§ **Requirements**: Give a count of the lines below that have the string "name" in them, with no other words.

§ **Supplied data**:
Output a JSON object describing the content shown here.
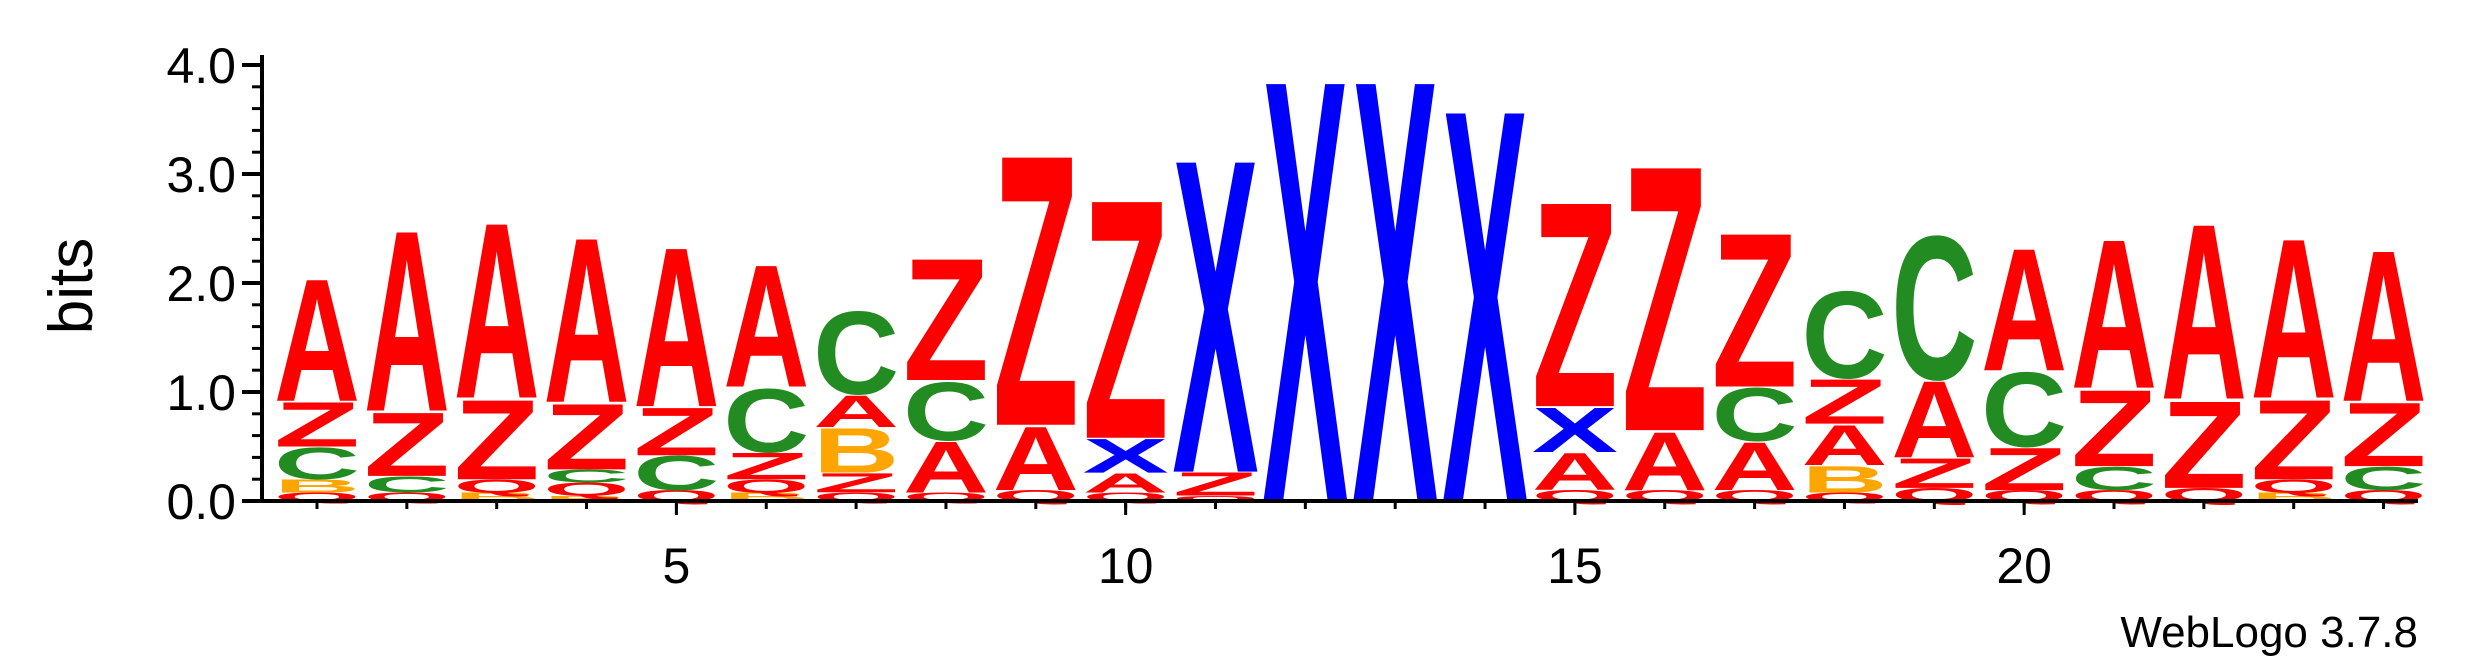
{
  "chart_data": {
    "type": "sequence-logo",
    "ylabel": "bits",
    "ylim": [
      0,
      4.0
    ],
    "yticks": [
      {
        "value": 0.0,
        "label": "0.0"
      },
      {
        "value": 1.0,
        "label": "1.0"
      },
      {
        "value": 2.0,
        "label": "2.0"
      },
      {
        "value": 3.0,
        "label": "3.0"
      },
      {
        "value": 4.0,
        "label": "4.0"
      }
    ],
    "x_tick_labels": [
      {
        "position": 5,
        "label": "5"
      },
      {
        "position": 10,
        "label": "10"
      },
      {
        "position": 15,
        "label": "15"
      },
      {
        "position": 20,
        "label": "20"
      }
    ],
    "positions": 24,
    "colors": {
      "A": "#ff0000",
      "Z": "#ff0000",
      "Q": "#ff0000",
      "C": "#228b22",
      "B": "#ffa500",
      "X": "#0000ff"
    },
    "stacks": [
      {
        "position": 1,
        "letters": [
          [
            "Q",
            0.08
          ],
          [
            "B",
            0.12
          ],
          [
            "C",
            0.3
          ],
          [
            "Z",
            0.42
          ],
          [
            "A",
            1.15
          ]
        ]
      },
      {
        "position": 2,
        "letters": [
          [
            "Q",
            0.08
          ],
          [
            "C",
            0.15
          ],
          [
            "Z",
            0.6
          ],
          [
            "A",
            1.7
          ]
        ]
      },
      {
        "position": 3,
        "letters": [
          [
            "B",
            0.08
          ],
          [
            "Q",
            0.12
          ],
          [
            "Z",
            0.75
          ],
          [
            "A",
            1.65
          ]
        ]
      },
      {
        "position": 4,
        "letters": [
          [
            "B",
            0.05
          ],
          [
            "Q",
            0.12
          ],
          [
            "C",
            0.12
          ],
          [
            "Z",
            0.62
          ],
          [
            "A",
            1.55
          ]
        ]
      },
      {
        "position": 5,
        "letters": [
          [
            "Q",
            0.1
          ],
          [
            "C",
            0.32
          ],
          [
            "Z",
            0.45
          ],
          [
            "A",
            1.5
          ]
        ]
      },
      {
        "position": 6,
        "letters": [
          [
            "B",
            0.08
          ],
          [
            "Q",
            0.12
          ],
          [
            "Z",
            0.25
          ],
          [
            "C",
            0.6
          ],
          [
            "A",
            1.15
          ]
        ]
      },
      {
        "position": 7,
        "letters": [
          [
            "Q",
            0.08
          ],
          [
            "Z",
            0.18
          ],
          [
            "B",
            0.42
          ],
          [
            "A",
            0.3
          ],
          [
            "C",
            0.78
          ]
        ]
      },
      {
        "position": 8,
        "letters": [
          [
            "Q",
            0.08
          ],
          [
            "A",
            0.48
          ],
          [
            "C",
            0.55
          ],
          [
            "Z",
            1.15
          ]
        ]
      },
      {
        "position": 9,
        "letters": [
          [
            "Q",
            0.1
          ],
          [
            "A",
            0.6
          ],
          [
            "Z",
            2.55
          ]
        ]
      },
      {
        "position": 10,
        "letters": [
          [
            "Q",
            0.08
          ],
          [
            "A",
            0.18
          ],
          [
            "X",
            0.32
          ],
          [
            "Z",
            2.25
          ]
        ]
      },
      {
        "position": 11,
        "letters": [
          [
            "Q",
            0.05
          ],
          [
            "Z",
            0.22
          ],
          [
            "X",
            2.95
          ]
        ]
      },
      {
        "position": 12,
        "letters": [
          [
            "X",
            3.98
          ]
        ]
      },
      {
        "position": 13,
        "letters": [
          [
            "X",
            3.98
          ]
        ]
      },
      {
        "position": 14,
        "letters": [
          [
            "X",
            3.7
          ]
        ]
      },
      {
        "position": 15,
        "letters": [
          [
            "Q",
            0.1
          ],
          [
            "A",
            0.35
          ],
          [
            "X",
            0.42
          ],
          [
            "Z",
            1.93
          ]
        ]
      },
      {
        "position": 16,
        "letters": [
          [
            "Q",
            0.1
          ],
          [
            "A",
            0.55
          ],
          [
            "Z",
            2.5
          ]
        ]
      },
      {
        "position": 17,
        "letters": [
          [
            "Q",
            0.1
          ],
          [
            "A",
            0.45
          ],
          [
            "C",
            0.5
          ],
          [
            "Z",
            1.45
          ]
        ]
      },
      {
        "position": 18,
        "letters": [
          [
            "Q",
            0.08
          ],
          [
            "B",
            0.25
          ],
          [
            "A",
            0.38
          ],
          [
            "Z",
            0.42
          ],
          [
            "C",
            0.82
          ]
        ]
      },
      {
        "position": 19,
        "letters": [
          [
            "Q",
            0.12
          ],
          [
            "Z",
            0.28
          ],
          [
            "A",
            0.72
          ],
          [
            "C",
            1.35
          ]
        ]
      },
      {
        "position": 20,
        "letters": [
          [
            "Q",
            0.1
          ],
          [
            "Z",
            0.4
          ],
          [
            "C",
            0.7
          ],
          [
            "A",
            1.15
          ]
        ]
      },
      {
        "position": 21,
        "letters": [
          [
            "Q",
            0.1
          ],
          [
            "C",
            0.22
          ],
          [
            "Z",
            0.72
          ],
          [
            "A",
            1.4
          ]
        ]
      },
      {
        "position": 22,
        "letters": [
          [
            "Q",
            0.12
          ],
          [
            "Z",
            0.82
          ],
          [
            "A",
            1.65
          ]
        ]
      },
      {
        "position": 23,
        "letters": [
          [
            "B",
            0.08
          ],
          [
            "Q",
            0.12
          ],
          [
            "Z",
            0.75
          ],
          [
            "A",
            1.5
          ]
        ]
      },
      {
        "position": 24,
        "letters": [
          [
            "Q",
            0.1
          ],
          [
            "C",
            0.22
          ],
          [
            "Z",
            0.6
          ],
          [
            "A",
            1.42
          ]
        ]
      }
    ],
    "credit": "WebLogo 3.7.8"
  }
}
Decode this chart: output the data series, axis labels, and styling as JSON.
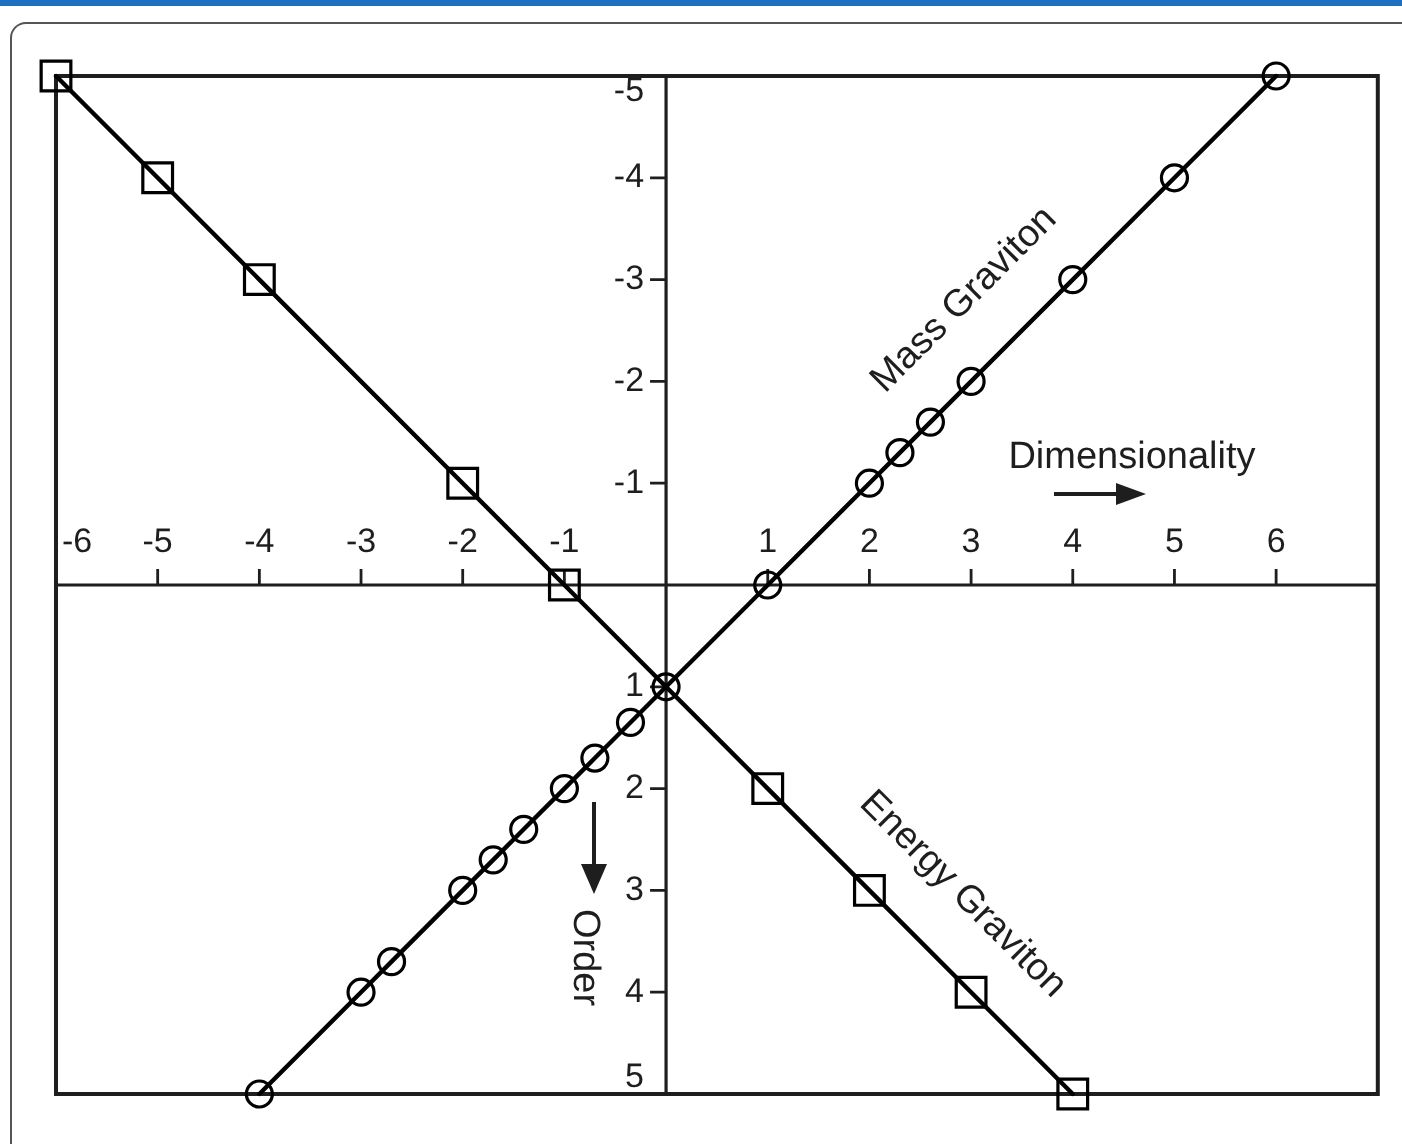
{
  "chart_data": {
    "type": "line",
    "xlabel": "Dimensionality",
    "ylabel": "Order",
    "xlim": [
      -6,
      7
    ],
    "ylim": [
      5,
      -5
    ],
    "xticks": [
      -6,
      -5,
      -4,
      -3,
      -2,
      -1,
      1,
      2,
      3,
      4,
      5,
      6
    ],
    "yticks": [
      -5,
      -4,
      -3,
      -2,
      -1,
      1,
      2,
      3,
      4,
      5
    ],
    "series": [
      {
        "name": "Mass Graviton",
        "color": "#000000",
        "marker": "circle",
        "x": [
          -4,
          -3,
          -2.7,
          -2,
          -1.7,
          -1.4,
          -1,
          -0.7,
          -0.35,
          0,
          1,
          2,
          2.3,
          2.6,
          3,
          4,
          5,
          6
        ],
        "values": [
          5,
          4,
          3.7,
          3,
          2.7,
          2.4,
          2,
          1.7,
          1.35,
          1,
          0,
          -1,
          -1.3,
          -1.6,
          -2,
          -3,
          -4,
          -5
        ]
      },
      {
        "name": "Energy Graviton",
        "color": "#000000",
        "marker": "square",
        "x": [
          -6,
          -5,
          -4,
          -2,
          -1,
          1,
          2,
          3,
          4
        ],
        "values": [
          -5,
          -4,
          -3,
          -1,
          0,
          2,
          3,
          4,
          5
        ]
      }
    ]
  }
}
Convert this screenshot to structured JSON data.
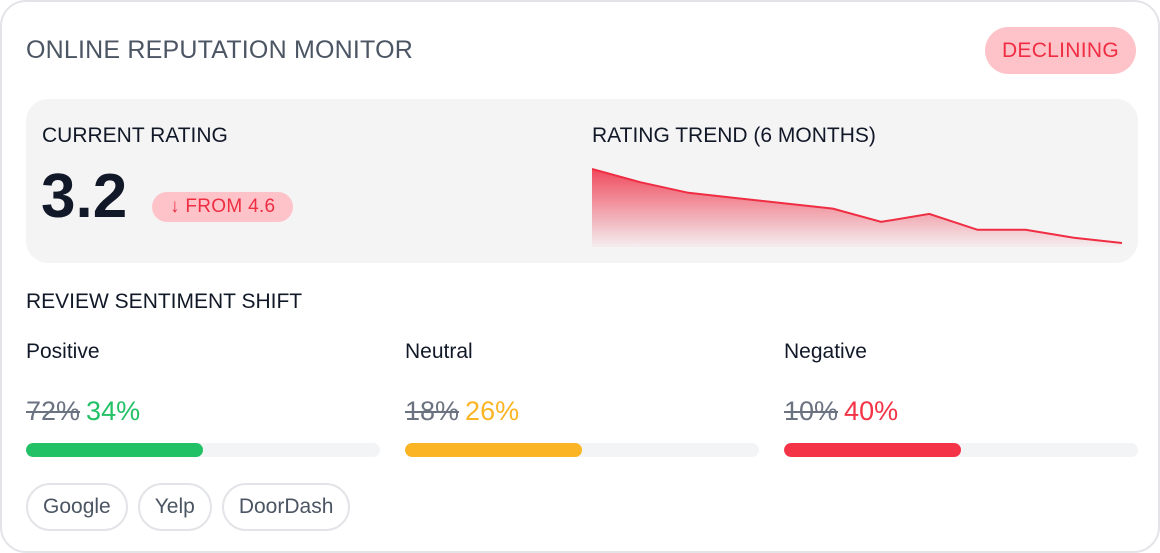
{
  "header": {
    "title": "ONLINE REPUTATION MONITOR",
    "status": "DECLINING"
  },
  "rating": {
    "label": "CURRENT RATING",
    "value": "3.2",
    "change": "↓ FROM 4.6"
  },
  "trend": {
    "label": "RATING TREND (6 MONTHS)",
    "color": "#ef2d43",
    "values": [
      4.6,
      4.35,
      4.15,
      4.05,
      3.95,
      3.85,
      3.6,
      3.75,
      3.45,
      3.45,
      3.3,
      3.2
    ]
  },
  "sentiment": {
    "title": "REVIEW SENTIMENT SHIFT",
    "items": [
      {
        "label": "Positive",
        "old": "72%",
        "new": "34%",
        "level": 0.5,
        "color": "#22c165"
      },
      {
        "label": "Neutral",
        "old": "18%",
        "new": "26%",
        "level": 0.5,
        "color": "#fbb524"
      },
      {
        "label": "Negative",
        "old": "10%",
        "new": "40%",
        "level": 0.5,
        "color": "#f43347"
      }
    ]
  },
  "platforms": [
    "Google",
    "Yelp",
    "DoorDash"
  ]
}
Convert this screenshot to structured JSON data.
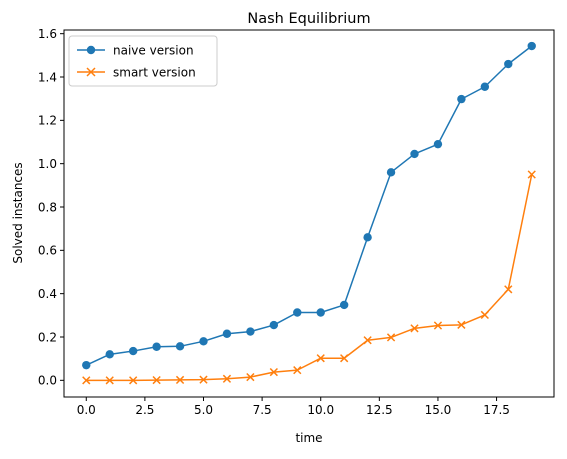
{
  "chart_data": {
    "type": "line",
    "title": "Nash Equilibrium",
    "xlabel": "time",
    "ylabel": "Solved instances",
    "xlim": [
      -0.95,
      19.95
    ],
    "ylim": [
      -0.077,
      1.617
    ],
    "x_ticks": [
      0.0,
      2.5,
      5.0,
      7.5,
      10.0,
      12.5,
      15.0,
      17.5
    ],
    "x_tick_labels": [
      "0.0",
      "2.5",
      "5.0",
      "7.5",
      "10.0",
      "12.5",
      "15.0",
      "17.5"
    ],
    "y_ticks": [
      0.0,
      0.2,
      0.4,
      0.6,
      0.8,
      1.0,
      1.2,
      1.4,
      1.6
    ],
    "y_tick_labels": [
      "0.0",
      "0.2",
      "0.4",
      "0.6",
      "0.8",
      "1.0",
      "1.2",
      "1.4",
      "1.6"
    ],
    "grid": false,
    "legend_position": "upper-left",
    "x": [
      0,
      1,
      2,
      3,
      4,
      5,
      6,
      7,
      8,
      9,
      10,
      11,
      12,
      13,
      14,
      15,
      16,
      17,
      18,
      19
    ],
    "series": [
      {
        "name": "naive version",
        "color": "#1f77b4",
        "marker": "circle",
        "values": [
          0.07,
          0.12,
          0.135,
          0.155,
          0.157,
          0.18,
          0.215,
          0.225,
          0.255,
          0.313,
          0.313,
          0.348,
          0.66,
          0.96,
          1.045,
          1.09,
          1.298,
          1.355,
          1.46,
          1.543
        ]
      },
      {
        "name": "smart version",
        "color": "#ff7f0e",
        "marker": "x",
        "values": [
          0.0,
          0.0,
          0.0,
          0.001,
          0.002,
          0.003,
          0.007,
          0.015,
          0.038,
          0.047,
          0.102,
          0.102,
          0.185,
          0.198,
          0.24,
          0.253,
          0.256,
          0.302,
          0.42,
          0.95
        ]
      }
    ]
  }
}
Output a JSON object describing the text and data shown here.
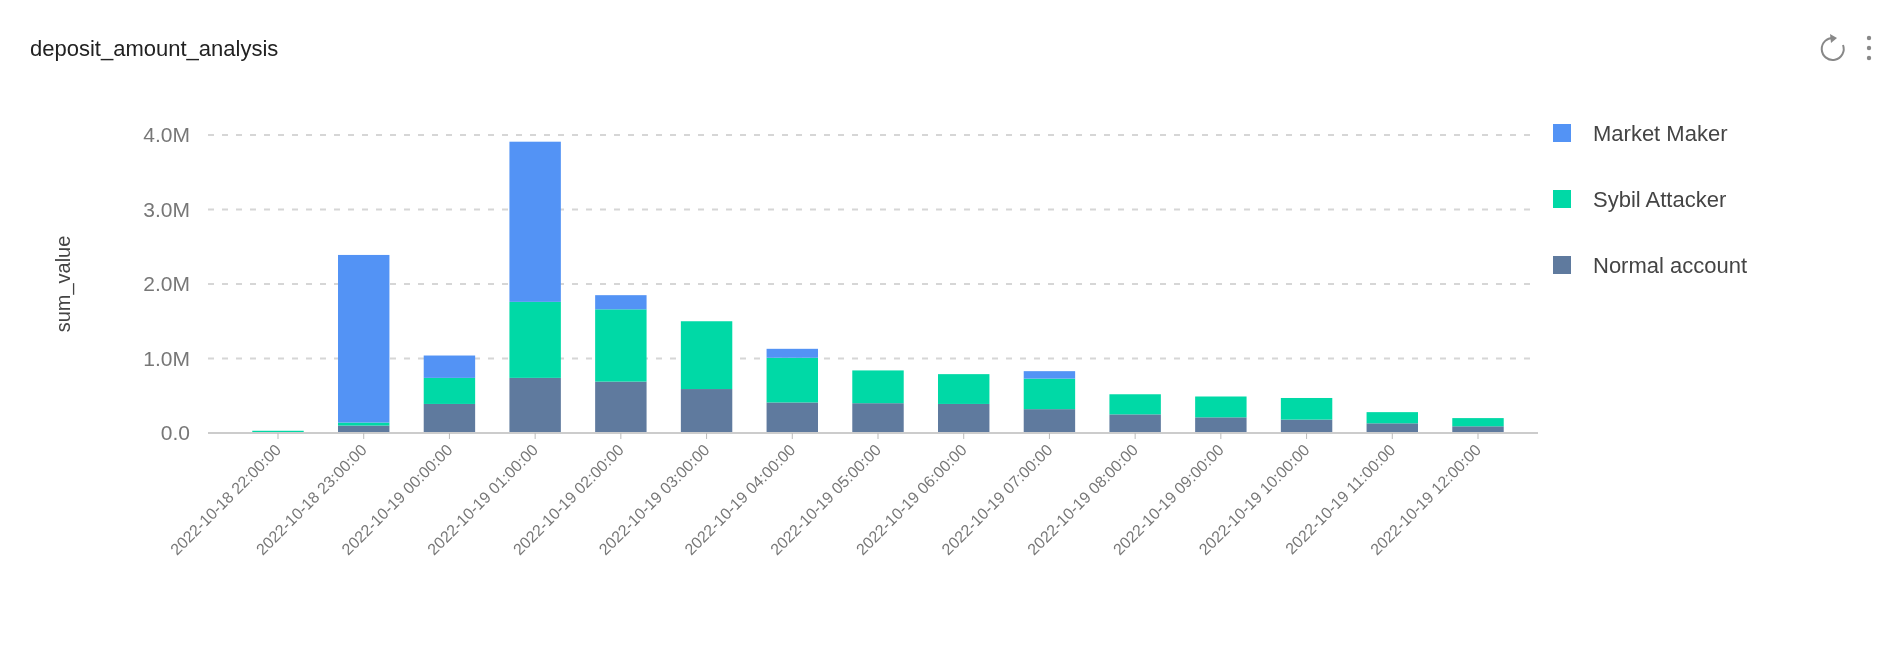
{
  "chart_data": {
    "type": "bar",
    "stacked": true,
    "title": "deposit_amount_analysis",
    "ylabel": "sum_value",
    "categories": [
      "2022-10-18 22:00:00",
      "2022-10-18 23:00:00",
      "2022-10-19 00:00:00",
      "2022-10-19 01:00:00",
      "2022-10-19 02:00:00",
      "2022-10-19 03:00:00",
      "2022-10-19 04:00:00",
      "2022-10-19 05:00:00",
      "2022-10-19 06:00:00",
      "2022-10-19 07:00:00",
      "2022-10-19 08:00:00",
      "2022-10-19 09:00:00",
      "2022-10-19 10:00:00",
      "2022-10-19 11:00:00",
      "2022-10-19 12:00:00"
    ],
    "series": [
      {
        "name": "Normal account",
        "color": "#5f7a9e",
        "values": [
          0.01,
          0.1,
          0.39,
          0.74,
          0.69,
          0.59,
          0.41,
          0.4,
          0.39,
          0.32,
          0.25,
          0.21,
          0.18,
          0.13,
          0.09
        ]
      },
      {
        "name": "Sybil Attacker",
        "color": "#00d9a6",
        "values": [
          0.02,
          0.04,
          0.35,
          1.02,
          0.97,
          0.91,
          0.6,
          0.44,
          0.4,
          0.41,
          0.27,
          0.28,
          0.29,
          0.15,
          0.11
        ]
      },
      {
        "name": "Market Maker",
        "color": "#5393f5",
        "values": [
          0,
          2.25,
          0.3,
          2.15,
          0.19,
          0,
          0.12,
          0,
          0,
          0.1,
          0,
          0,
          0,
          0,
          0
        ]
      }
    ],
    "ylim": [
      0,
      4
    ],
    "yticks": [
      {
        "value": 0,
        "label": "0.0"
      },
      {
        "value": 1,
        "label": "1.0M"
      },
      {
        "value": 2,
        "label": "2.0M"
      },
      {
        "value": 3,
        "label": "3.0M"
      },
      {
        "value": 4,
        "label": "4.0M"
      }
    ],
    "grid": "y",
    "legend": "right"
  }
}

§ **Expected answer**: 7